■ Requirement: Every entry needs to be printed exactly, please.

___ Recorded information

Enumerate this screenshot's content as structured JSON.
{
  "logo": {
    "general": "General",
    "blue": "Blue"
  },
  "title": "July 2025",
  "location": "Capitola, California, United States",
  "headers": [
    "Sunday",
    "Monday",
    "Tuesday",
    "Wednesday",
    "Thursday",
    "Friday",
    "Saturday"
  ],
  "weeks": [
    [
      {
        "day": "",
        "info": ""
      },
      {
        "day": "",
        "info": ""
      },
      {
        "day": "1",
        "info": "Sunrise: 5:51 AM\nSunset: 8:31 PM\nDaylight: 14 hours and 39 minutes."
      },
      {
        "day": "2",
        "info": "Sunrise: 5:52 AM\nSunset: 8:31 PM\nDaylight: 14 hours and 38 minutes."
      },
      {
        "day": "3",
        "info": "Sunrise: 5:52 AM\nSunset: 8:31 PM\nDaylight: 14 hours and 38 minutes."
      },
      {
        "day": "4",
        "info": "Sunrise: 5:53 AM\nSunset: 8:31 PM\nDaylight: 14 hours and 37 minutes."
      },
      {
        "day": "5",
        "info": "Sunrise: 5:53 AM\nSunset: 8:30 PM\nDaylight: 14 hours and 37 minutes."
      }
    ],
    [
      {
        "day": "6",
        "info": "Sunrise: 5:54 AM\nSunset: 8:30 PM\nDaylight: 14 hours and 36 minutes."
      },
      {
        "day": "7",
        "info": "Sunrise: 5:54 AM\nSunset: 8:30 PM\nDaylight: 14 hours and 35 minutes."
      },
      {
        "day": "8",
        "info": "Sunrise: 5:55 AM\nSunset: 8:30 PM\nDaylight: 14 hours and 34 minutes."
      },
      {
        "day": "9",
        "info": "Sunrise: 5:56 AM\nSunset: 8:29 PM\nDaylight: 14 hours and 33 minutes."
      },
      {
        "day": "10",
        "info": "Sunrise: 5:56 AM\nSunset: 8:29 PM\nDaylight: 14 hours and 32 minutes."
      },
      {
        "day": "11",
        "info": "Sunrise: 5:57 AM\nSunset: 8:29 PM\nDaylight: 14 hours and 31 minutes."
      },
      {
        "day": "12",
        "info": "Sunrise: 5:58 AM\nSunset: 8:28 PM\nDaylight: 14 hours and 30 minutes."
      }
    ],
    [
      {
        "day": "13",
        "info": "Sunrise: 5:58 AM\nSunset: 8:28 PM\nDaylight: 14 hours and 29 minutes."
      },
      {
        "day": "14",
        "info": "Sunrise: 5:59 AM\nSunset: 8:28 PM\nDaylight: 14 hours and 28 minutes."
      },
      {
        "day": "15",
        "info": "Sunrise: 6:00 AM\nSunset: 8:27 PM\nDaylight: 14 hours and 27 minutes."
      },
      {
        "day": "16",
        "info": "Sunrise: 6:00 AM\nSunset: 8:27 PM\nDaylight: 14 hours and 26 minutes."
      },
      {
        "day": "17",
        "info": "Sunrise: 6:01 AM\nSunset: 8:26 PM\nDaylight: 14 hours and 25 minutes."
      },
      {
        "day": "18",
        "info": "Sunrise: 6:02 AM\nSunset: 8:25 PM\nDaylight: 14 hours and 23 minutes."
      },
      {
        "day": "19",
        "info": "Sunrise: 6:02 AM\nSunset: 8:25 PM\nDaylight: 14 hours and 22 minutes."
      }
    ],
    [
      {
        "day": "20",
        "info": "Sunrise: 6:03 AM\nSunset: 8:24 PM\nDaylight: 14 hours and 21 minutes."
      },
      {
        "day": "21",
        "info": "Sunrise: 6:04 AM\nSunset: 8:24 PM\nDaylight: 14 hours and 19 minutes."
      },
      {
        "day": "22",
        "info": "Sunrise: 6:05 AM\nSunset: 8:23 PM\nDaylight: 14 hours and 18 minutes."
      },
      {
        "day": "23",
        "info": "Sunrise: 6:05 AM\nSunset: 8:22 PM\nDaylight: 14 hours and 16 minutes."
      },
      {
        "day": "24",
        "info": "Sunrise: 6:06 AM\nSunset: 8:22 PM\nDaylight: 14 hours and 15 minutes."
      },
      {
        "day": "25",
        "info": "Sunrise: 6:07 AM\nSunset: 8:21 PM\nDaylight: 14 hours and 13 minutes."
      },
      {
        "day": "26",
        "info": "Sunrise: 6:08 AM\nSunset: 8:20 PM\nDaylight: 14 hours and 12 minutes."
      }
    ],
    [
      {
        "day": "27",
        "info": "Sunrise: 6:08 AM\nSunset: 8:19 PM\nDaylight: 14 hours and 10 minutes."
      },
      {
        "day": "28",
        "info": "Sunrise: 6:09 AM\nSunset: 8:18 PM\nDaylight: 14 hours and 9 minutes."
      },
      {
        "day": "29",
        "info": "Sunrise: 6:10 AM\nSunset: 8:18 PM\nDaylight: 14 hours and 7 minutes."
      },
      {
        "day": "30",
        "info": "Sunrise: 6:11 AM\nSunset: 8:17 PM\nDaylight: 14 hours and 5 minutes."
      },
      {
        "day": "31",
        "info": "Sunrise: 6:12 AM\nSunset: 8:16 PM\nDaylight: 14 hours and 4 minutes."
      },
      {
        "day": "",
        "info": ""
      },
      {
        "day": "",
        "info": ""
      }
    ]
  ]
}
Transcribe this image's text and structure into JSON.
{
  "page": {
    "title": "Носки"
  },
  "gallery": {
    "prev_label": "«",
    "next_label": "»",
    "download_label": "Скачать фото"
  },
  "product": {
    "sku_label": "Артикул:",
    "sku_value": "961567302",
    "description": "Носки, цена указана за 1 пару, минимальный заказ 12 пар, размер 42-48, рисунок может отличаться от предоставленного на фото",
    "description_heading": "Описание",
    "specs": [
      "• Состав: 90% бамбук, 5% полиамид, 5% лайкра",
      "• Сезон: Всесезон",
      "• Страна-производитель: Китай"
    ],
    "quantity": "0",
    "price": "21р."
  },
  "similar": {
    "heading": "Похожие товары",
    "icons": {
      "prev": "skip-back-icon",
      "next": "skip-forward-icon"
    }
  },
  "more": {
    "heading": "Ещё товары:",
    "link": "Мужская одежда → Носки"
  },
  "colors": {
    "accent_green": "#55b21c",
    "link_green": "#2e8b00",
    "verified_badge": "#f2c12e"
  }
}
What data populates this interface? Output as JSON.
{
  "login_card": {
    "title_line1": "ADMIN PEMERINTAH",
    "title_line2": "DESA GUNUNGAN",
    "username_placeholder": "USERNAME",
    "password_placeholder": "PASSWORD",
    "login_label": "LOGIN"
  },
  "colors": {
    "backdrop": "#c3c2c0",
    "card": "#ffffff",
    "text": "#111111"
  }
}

______

■ In response:
Enumerate this screenshot's content as structured JSON.
{
  "logo": {
    "general": "General",
    "blue": "Blue"
  },
  "title": "July 2025",
  "location": "Capitola, California, United States",
  "headers": [
    "Sunday",
    "Monday",
    "Tuesday",
    "Wednesday",
    "Thursday",
    "Friday",
    "Saturday"
  ],
  "weeks": [
    [
      {
        "day": "",
        "info": ""
      },
      {
        "day": "",
        "info": ""
      },
      {
        "day": "1",
        "info": "Sunrise: 5:51 AM\nSunset: 8:31 PM\nDaylight: 14 hours and 39 minutes."
      },
      {
        "day": "2",
        "info": "Sunrise: 5:52 AM\nSunset: 8:31 PM\nDaylight: 14 hours and 38 minutes."
      },
      {
        "day": "3",
        "info": "Sunrise: 5:52 AM\nSunset: 8:31 PM\nDaylight: 14 hours and 38 minutes."
      },
      {
        "day": "4",
        "info": "Sunrise: 5:53 AM\nSunset: 8:31 PM\nDaylight: 14 hours and 37 minutes."
      },
      {
        "day": "5",
        "info": "Sunrise: 5:53 AM\nSunset: 8:30 PM\nDaylight: 14 hours and 37 minutes."
      }
    ],
    [
      {
        "day": "6",
        "info": "Sunrise: 5:54 AM\nSunset: 8:30 PM\nDaylight: 14 hours and 36 minutes."
      },
      {
        "day": "7",
        "info": "Sunrise: 5:54 AM\nSunset: 8:30 PM\nDaylight: 14 hours and 35 minutes."
      },
      {
        "day": "8",
        "info": "Sunrise: 5:55 AM\nSunset: 8:30 PM\nDaylight: 14 hours and 34 minutes."
      },
      {
        "day": "9",
        "info": "Sunrise: 5:56 AM\nSunset: 8:29 PM\nDaylight: 14 hours and 33 minutes."
      },
      {
        "day": "10",
        "info": "Sunrise: 5:56 AM\nSunset: 8:29 PM\nDaylight: 14 hours and 32 minutes."
      },
      {
        "day": "11",
        "info": "Sunrise: 5:57 AM\nSunset: 8:29 PM\nDaylight: 14 hours and 31 minutes."
      },
      {
        "day": "12",
        "info": "Sunrise: 5:58 AM\nSunset: 8:28 PM\nDaylight: 14 hours and 30 minutes."
      }
    ],
    [
      {
        "day": "13",
        "info": "Sunrise: 5:58 AM\nSunset: 8:28 PM\nDaylight: 14 hours and 29 minutes."
      },
      {
        "day": "14",
        "info": "Sunrise: 5:59 AM\nSunset: 8:28 PM\nDaylight: 14 hours and 28 minutes."
      },
      {
        "day": "15",
        "info": "Sunrise: 6:00 AM\nSunset: 8:27 PM\nDaylight: 14 hours and 27 minutes."
      },
      {
        "day": "16",
        "info": "Sunrise: 6:00 AM\nSunset: 8:27 PM\nDaylight: 14 hours and 26 minutes."
      },
      {
        "day": "17",
        "info": "Sunrise: 6:01 AM\nSunset: 8:26 PM\nDaylight: 14 hours and 25 minutes."
      },
      {
        "day": "18",
        "info": "Sunrise: 6:02 AM\nSunset: 8:25 PM\nDaylight: 14 hours and 23 minutes."
      },
      {
        "day": "19",
        "info": "Sunrise: 6:02 AM\nSunset: 8:25 PM\nDaylight: 14 hours and 22 minutes."
      }
    ],
    [
      {
        "day": "20",
        "info": "Sunrise: 6:03 AM\nSunset: 8:24 PM\nDaylight: 14 hours and 21 minutes."
      },
      {
        "day": "21",
        "info": "Sunrise: 6:04 AM\nSunset: 8:24 PM\nDaylight: 14 hours and 19 minutes."
      },
      {
        "day": "22",
        "info": "Sunrise: 6:05 AM\nSunset: 8:23 PM\nDaylight: 14 hours and 18 minutes."
      },
      {
        "day": "23",
        "info": "Sunrise: 6:05 AM\nSunset: 8:22 PM\nDaylight: 14 hours and 16 minutes."
      },
      {
        "day": "24",
        "info": "Sunrise: 6:06 AM\nSunset: 8:22 PM\nDaylight: 14 hours and 15 minutes."
      },
      {
        "day": "25",
        "info": "Sunrise: 6:07 AM\nSunset: 8:21 PM\nDaylight: 14 hours and 13 minutes."
      },
      {
        "day": "26",
        "info": "Sunrise: 6:08 AM\nSunset: 8:20 PM\nDaylight: 14 hours and 12 minutes."
      }
    ],
    [
      {
        "day": "27",
        "info": "Sunrise: 6:08 AM\nSunset: 8:19 PM\nDaylight: 14 hours and 10 minutes."
      },
      {
        "day": "28",
        "info": "Sunrise: 6:09 AM\nSunset: 8:18 PM\nDaylight: 14 hours and 9 minutes."
      },
      {
        "day": "29",
        "info": "Sunrise: 6:10 AM\nSunset: 8:18 PM\nDaylight: 14 hours and 7 minutes."
      },
      {
        "day": "30",
        "info": "Sunrise: 6:11 AM\nSunset: 8:17 PM\nDaylight: 14 hours and 5 minutes."
      },
      {
        "day": "31",
        "info": "Sunrise: 6:12 AM\nSunset: 8:16 PM\nDaylight: 14 hours and 4 minutes."
      },
      {
        "day": "",
        "info": ""
      },
      {
        "day": "",
        "info": ""
      }
    ]
  ]
}
Transcribe this image's text and structure into JSON.
{
  "page": {
    "title": "Носки"
  },
  "gallery": {
    "prev_label": "«",
    "next_label": "»",
    "download_label": "Скачать фото"
  },
  "product": {
    "sku_label": "Артикул:",
    "sku_value": "961567302",
    "description": "Носки, цена указана за 1 пару, минимальный заказ 12 пар, размер 42-48, рисунок может отличаться от предоставленного на фото",
    "description_heading": "Описание",
    "specs": [
      "• Состав: 90% бамбук, 5% полиамид, 5% лайкра",
      "• Сезон: Всесезон",
      "• Страна-производитель: Китай"
    ],
    "quantity": "0",
    "price": "21р."
  },
  "similar": {
    "heading": "Похожие товары",
    "icons": {
      "prev": "skip-back-icon",
      "next": "skip-forward-icon"
    }
  },
  "more": {
    "heading": "Ещё товары:",
    "link": "Мужская одежда → Носки"
  },
  "colors": {
    "accent_green": "#55b21c",
    "link_green": "#2e8b00",
    "verified_badge": "#f2c12e"
  }
}
What data populates this interface? Output as JSON.
{
  "login_card": {
    "title_line1": "ADMIN PEMERINTAH",
    "title_line2": "DESA GUNUNGAN",
    "username_placeholder": "USERNAME",
    "password_placeholder": "PASSWORD",
    "login_label": "LOGIN"
  },
  "colors": {
    "backdrop": "#c3c2c0",
    "card": "#ffffff",
    "text": "#111111"
  }
}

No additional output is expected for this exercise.